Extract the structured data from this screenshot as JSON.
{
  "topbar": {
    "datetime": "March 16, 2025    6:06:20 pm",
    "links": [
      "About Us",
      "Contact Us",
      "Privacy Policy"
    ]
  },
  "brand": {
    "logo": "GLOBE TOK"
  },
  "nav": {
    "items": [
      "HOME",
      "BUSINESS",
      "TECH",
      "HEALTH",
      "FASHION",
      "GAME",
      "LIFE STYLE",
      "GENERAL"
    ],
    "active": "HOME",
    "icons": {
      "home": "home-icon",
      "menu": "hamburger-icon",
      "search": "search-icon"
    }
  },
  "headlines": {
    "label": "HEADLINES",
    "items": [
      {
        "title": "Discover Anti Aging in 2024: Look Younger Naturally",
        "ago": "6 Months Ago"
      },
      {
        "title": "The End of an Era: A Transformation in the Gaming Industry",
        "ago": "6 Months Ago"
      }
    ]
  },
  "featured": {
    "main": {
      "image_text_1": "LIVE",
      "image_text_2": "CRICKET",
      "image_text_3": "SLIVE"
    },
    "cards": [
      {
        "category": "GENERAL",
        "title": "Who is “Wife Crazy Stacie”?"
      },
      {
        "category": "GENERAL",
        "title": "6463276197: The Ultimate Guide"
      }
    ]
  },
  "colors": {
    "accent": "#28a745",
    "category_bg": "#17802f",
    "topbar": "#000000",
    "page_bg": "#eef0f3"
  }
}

■ WORK REQUIRED ■
The whole listing above needs to be written out again exactly.

■ COMPLETED EXERCISE ■
Extract the structured data from this screenshot as JSON.
{
  "topbar": {
    "datetime": "March 16, 2025    6:06:20 pm",
    "links": [
      "About Us",
      "Contact Us",
      "Privacy Policy"
    ]
  },
  "brand": {
    "logo": "GLOBE TOK"
  },
  "nav": {
    "items": [
      "HOME",
      "BUSINESS",
      "TECH",
      "HEALTH",
      "FASHION",
      "GAME",
      "LIFE STYLE",
      "GENERAL"
    ],
    "active": "HOME",
    "icons": {
      "home": "home-icon",
      "menu": "hamburger-icon",
      "search": "search-icon"
    }
  },
  "headlines": {
    "label": "HEADLINES",
    "items": [
      {
        "title": "Discover Anti Aging in 2024: Look Younger Naturally",
        "ago": "6 Months Ago"
      },
      {
        "title": "The End of an Era: A Transformation in the Gaming Industry",
        "ago": "6 Months Ago"
      }
    ]
  },
  "featured": {
    "main": {
      "image_text_1": "LIVE",
      "image_text_2": "CRICKET",
      "image_text_3": "SLIVE"
    },
    "cards": [
      {
        "category": "GENERAL",
        "title": "Who is “Wife Crazy Stacie”?"
      },
      {
        "category": "GENERAL",
        "title": "6463276197: The Ultimate Guide"
      }
    ]
  },
  "colors": {
    "accent": "#28a745",
    "category_bg": "#17802f",
    "topbar": "#000000",
    "page_bg": "#eef0f3"
  }
}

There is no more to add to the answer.